Exercise materials ▸

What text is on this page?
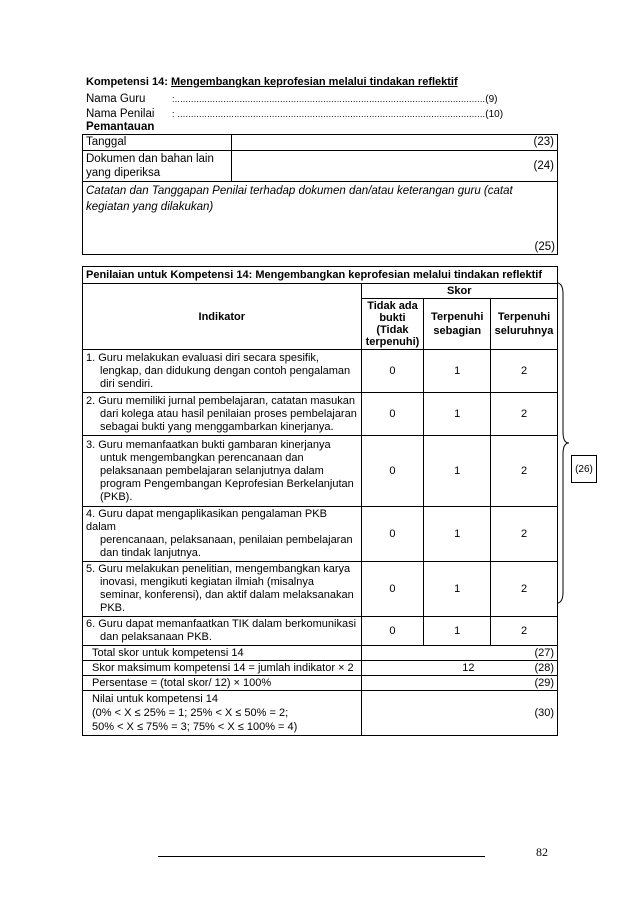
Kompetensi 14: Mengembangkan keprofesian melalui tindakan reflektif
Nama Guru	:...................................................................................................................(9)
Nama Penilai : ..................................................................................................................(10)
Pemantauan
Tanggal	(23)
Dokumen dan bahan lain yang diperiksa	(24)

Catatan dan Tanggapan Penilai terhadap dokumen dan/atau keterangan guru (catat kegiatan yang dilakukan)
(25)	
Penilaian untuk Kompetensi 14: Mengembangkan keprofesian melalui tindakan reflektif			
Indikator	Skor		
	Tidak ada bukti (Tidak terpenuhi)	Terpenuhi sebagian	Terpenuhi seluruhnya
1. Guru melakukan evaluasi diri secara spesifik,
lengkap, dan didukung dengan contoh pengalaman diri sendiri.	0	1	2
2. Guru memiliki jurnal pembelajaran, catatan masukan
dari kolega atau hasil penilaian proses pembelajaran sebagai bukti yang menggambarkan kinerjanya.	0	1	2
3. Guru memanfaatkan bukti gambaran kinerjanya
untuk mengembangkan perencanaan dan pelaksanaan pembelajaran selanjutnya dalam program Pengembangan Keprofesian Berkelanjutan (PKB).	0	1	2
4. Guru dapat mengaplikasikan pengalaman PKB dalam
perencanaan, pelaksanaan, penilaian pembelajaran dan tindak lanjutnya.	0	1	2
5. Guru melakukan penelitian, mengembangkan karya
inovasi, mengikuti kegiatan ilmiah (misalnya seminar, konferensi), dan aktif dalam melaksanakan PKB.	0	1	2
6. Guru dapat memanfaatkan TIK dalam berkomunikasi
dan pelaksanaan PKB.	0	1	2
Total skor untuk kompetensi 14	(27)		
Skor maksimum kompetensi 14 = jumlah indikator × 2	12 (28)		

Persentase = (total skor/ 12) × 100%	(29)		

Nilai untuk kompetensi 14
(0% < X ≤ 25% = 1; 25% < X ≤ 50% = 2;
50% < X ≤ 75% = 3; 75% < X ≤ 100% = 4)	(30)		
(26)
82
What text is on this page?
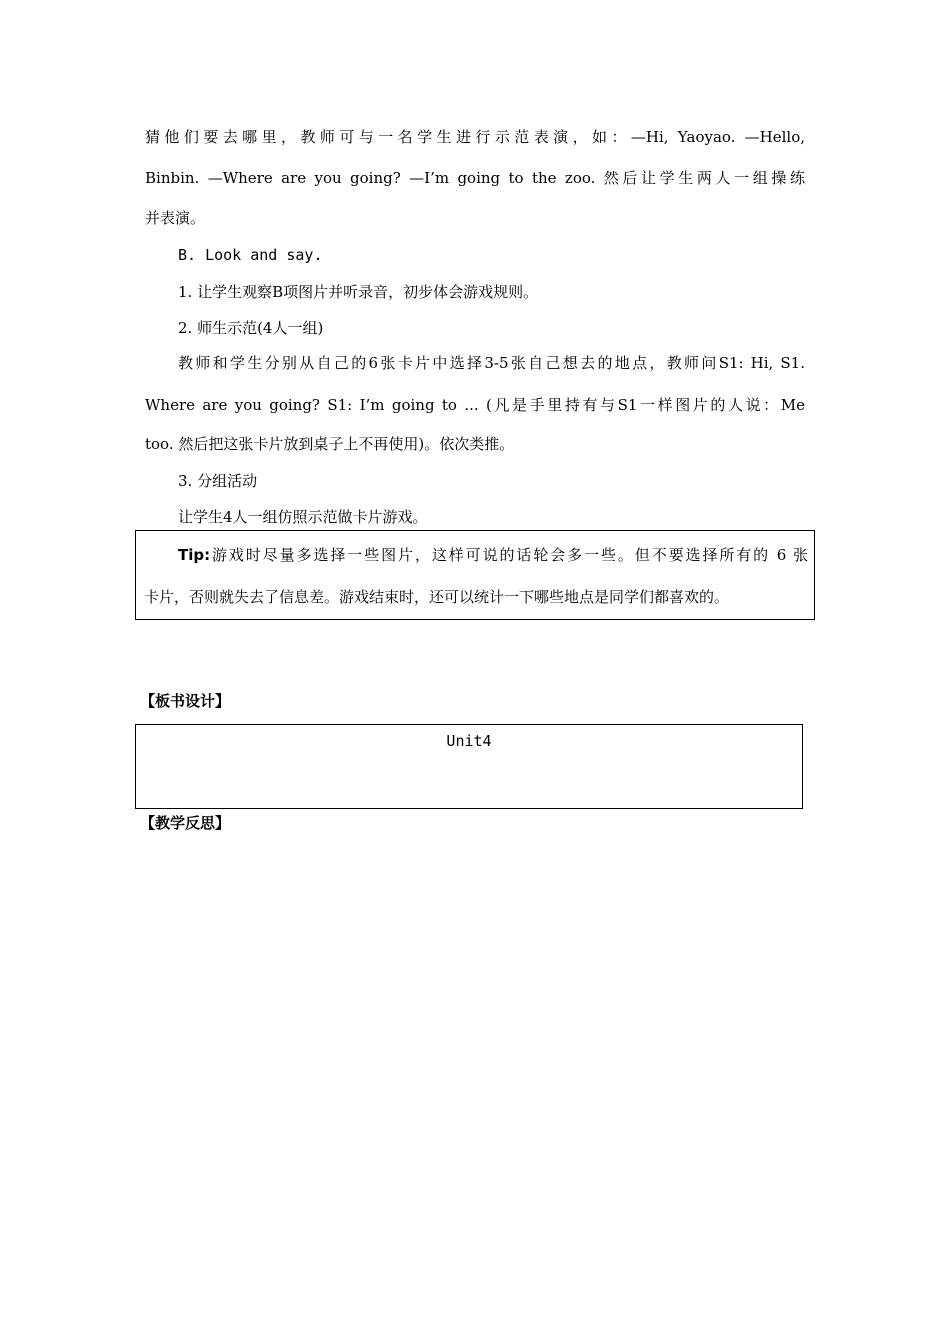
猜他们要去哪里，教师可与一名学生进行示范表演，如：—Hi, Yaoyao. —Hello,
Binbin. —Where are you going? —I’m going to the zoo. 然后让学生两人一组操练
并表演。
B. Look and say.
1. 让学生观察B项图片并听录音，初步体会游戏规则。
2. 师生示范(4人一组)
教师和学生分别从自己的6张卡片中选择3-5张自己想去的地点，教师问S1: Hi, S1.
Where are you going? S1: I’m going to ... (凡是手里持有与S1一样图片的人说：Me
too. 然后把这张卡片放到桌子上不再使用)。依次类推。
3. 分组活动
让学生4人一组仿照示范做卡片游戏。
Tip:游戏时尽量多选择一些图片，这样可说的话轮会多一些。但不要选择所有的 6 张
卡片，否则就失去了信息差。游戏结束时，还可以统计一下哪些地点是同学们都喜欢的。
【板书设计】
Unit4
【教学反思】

Task details ▸
All lines above containing the string "perencanaan" are to be collected.

Task answer ▸
untuk mengembangkan perencanaan dan pelaksanaan pembelajaran selanjutnya dalam program Pengembangan Keprofesian Berkelanjutan (PKB).	0	1	2
perencanaan, pelaksanaan, penilaian pembelajaran dan tindak lanjutnya.	0	1	2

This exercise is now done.